▶ **ENTRIES SUPPLIED**
:::::
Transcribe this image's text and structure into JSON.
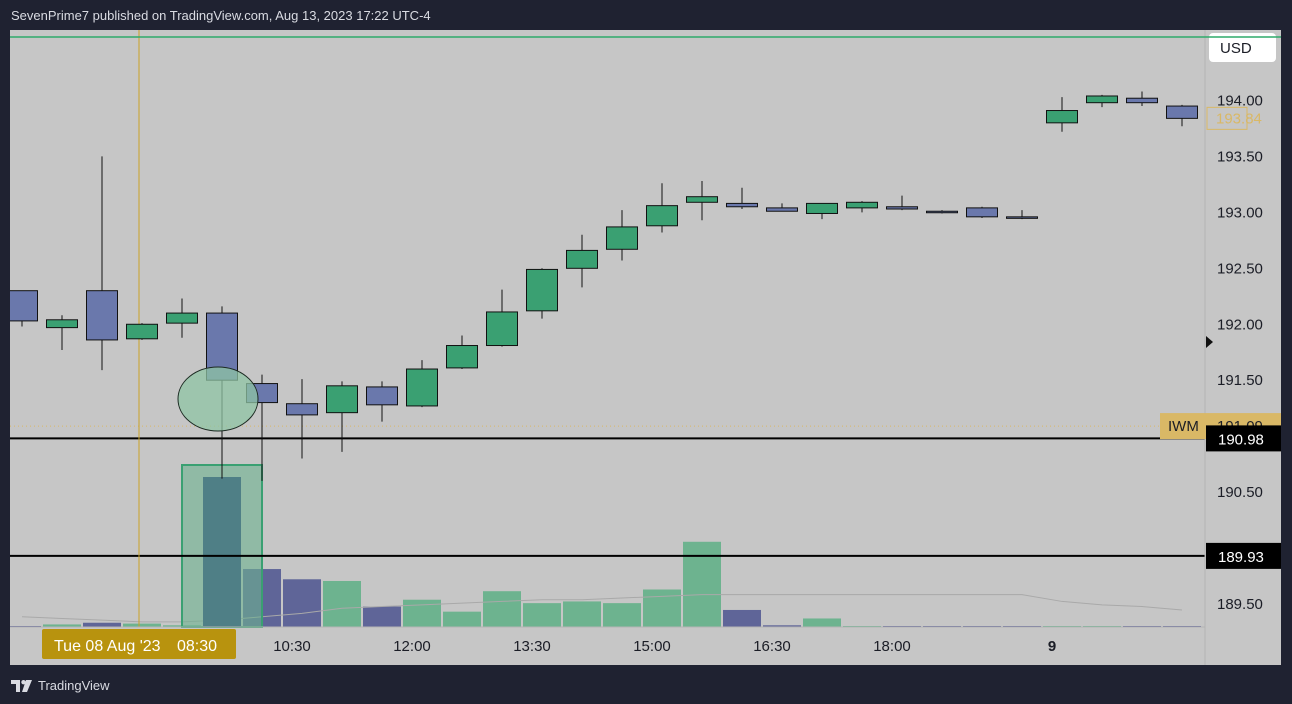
{
  "header": {
    "published_text": "SevenPrime7 published on TradingView.com, Aug 13, 2023 17:22 UTC-4"
  },
  "footer": {
    "brand": "TradingView",
    "logo_icon": "tradingview-logo-icon"
  },
  "colors": {
    "background": "#c6c6c6",
    "frame": "#1f2231",
    "up": "#3aa072",
    "down": "#6a78ac",
    "candle_border": "#111111",
    "vol_up": "#6db38f",
    "vol_down": "#5f6598",
    "crosshair": "#c9a227",
    "top_line": "#2faa6a",
    "last_price": "#d9b866"
  },
  "chart_data": {
    "type": "candlestick",
    "ticker": "IWM",
    "currency": "USD",
    "interval_minutes": 30,
    "ylim": [
      189.2,
      194.4
    ],
    "y_ticks": [
      "194.00",
      "193.50",
      "193.00",
      "192.50",
      "192.00",
      "191.50",
      "190.50",
      "189.50"
    ],
    "x_ticks": [
      {
        "label": "10:30",
        "bar": 7
      },
      {
        "label": "12:00",
        "bar": 10
      },
      {
        "label": "13:30",
        "bar": 13
      },
      {
        "label": "15:00",
        "bar": 16
      },
      {
        "label": "16:30",
        "bar": 19
      },
      {
        "label": "18:00",
        "bar": 22
      },
      {
        "label": "9",
        "bar": 26
      }
    ],
    "crosshair": {
      "bar": 3,
      "date_label": "Tue 08 Aug '23",
      "time_label": "08:30"
    },
    "price_labels": {
      "last_price": "193.84",
      "ticker_price": "191.09",
      "line_1": "190.98",
      "line_2": "189.93"
    },
    "horizontal_lines": [
      190.98,
      189.93
    ],
    "candles": [
      {
        "o": 192.3,
        "h": 192.3,
        "l": 191.98,
        "c": 192.03
      },
      {
        "o": 191.97,
        "h": 192.08,
        "l": 191.77,
        "c": 192.04
      },
      {
        "o": 192.3,
        "h": 193.5,
        "l": 191.59,
        "c": 191.86
      },
      {
        "o": 191.87,
        "h": 192.01,
        "l": 191.86,
        "c": 192.0
      },
      {
        "o": 192.01,
        "h": 192.23,
        "l": 191.88,
        "c": 192.1
      },
      {
        "o": 192.1,
        "h": 192.16,
        "l": 190.62,
        "c": 191.5
      },
      {
        "o": 191.47,
        "h": 191.55,
        "l": 190.6,
        "c": 191.3
      },
      {
        "o": 191.29,
        "h": 191.51,
        "l": 190.8,
        "c": 191.19
      },
      {
        "o": 191.21,
        "h": 191.49,
        "l": 190.86,
        "c": 191.45
      },
      {
        "o": 191.44,
        "h": 191.49,
        "l": 191.13,
        "c": 191.28
      },
      {
        "o": 191.27,
        "h": 191.68,
        "l": 191.26,
        "c": 191.6
      },
      {
        "o": 191.61,
        "h": 191.9,
        "l": 191.6,
        "c": 191.81
      },
      {
        "o": 191.81,
        "h": 192.31,
        "l": 191.8,
        "c": 192.11
      },
      {
        "o": 192.12,
        "h": 192.5,
        "l": 192.05,
        "c": 192.49
      },
      {
        "o": 192.5,
        "h": 192.8,
        "l": 192.33,
        "c": 192.66
      },
      {
        "o": 192.67,
        "h": 193.02,
        "l": 192.57,
        "c": 192.87
      },
      {
        "o": 192.88,
        "h": 193.26,
        "l": 192.82,
        "c": 193.06
      },
      {
        "o": 193.09,
        "h": 193.28,
        "l": 192.93,
        "c": 193.14
      },
      {
        "o": 193.08,
        "h": 193.22,
        "l": 193.03,
        "c": 193.05
      },
      {
        "o": 193.04,
        "h": 193.08,
        "l": 193.01,
        "c": 193.01
      },
      {
        "o": 192.99,
        "h": 193.07,
        "l": 192.94,
        "c": 193.08
      },
      {
        "o": 193.04,
        "h": 193.1,
        "l": 193.0,
        "c": 193.09
      },
      {
        "o": 193.05,
        "h": 193.15,
        "l": 193.02,
        "c": 193.03
      },
      {
        "o": 193.01,
        "h": 193.02,
        "l": 192.99,
        "c": 193.0
      },
      {
        "o": 193.04,
        "h": 193.05,
        "l": 192.95,
        "c": 192.96
      },
      {
        "o": 192.96,
        "h": 193.02,
        "l": 192.94,
        "c": 192.95
      },
      {
        "o": 193.8,
        "h": 194.03,
        "l": 193.72,
        "c": 193.91
      },
      {
        "o": 193.98,
        "h": 194.05,
        "l": 193.94,
        "c": 194.04
      },
      {
        "o": 194.02,
        "h": 194.08,
        "l": 193.95,
        "c": 193.98
      },
      {
        "o": 193.95,
        "h": 193.96,
        "l": 193.77,
        "c": 193.84
      }
    ],
    "volume": [
      0.5,
      1.5,
      2.5,
      2,
      1,
      88,
      34,
      28,
      27,
      12,
      16,
      9,
      21,
      14,
      15,
      14,
      22,
      50,
      10,
      1,
      5,
      0.4,
      0.4,
      0.4,
      0.4,
      0.4,
      0.4,
      0.5,
      0.4,
      0.4
    ],
    "volume_ma": [
      6,
      5,
      4,
      3,
      3,
      4,
      6,
      8,
      11,
      12,
      13,
      14,
      15,
      16,
      16,
      17,
      18,
      19,
      19,
      19,
      19,
      19,
      19,
      19,
      19,
      19,
      15,
      13,
      12,
      10
    ]
  }
}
:::::
▶ **AIM OF THE EXERCISE**
Reproduce the whole listing above word for word, but not its pictures.

▶ **THE RESULT**
Transcribe this image's text and structure into JSON.
{
  "header": {
    "published_text": "SevenPrime7 published on TradingView.com, Aug 13, 2023 17:22 UTC-4"
  },
  "footer": {
    "brand": "TradingView",
    "logo_icon": "tradingview-logo-icon"
  },
  "colors": {
    "background": "#c6c6c6",
    "frame": "#1f2231",
    "up": "#3aa072",
    "down": "#6a78ac",
    "candle_border": "#111111",
    "vol_up": "#6db38f",
    "vol_down": "#5f6598",
    "crosshair": "#c9a227",
    "top_line": "#2faa6a",
    "last_price": "#d9b866"
  },
  "chart_data": {
    "type": "candlestick",
    "ticker": "IWM",
    "currency": "USD",
    "interval_minutes": 30,
    "ylim": [
      189.2,
      194.4
    ],
    "y_ticks": [
      "194.00",
      "193.50",
      "193.00",
      "192.50",
      "192.00",
      "191.50",
      "190.50",
      "189.50"
    ],
    "x_ticks": [
      {
        "label": "10:30",
        "bar": 7
      },
      {
        "label": "12:00",
        "bar": 10
      },
      {
        "label": "13:30",
        "bar": 13
      },
      {
        "label": "15:00",
        "bar": 16
      },
      {
        "label": "16:30",
        "bar": 19
      },
      {
        "label": "18:00",
        "bar": 22
      },
      {
        "label": "9",
        "bar": 26
      }
    ],
    "crosshair": {
      "bar": 3,
      "date_label": "Tue 08 Aug '23",
      "time_label": "08:30"
    },
    "price_labels": {
      "last_price": "193.84",
      "ticker_price": "191.09",
      "line_1": "190.98",
      "line_2": "189.93"
    },
    "horizontal_lines": [
      190.98,
      189.93
    ],
    "candles": [
      {
        "o": 192.3,
        "h": 192.3,
        "l": 191.98,
        "c": 192.03
      },
      {
        "o": 191.97,
        "h": 192.08,
        "l": 191.77,
        "c": 192.04
      },
      {
        "o": 192.3,
        "h": 193.5,
        "l": 191.59,
        "c": 191.86
      },
      {
        "o": 191.87,
        "h": 192.01,
        "l": 191.86,
        "c": 192.0
      },
      {
        "o": 192.01,
        "h": 192.23,
        "l": 191.88,
        "c": 192.1
      },
      {
        "o": 192.1,
        "h": 192.16,
        "l": 190.62,
        "c": 191.5
      },
      {
        "o": 191.47,
        "h": 191.55,
        "l": 190.6,
        "c": 191.3
      },
      {
        "o": 191.29,
        "h": 191.51,
        "l": 190.8,
        "c": 191.19
      },
      {
        "o": 191.21,
        "h": 191.49,
        "l": 190.86,
        "c": 191.45
      },
      {
        "o": 191.44,
        "h": 191.49,
        "l": 191.13,
        "c": 191.28
      },
      {
        "o": 191.27,
        "h": 191.68,
        "l": 191.26,
        "c": 191.6
      },
      {
        "o": 191.61,
        "h": 191.9,
        "l": 191.6,
        "c": 191.81
      },
      {
        "o": 191.81,
        "h": 192.31,
        "l": 191.8,
        "c": 192.11
      },
      {
        "o": 192.12,
        "h": 192.5,
        "l": 192.05,
        "c": 192.49
      },
      {
        "o": 192.5,
        "h": 192.8,
        "l": 192.33,
        "c": 192.66
      },
      {
        "o": 192.67,
        "h": 193.02,
        "l": 192.57,
        "c": 192.87
      },
      {
        "o": 192.88,
        "h": 193.26,
        "l": 192.82,
        "c": 193.06
      },
      {
        "o": 193.09,
        "h": 193.28,
        "l": 192.93,
        "c": 193.14
      },
      {
        "o": 193.08,
        "h": 193.22,
        "l": 193.03,
        "c": 193.05
      },
      {
        "o": 193.04,
        "h": 193.08,
        "l": 193.01,
        "c": 193.01
      },
      {
        "o": 192.99,
        "h": 193.07,
        "l": 192.94,
        "c": 193.08
      },
      {
        "o": 193.04,
        "h": 193.1,
        "l": 193.0,
        "c": 193.09
      },
      {
        "o": 193.05,
        "h": 193.15,
        "l": 193.02,
        "c": 193.03
      },
      {
        "o": 193.01,
        "h": 193.02,
        "l": 192.99,
        "c": 193.0
      },
      {
        "o": 193.04,
        "h": 193.05,
        "l": 192.95,
        "c": 192.96
      },
      {
        "o": 192.96,
        "h": 193.02,
        "l": 192.94,
        "c": 192.95
      },
      {
        "o": 193.8,
        "h": 194.03,
        "l": 193.72,
        "c": 193.91
      },
      {
        "o": 193.98,
        "h": 194.05,
        "l": 193.94,
        "c": 194.04
      },
      {
        "o": 194.02,
        "h": 194.08,
        "l": 193.95,
        "c": 193.98
      },
      {
        "o": 193.95,
        "h": 193.96,
        "l": 193.77,
        "c": 193.84
      }
    ],
    "volume": [
      0.5,
      1.5,
      2.5,
      2,
      1,
      88,
      34,
      28,
      27,
      12,
      16,
      9,
      21,
      14,
      15,
      14,
      22,
      50,
      10,
      1,
      5,
      0.4,
      0.4,
      0.4,
      0.4,
      0.4,
      0.4,
      0.5,
      0.4,
      0.4
    ],
    "volume_ma": [
      6,
      5,
      4,
      3,
      3,
      4,
      6,
      8,
      11,
      12,
      13,
      14,
      15,
      16,
      16,
      17,
      18,
      19,
      19,
      19,
      19,
      19,
      19,
      19,
      19,
      19,
      15,
      13,
      12,
      10
    ]
  }
}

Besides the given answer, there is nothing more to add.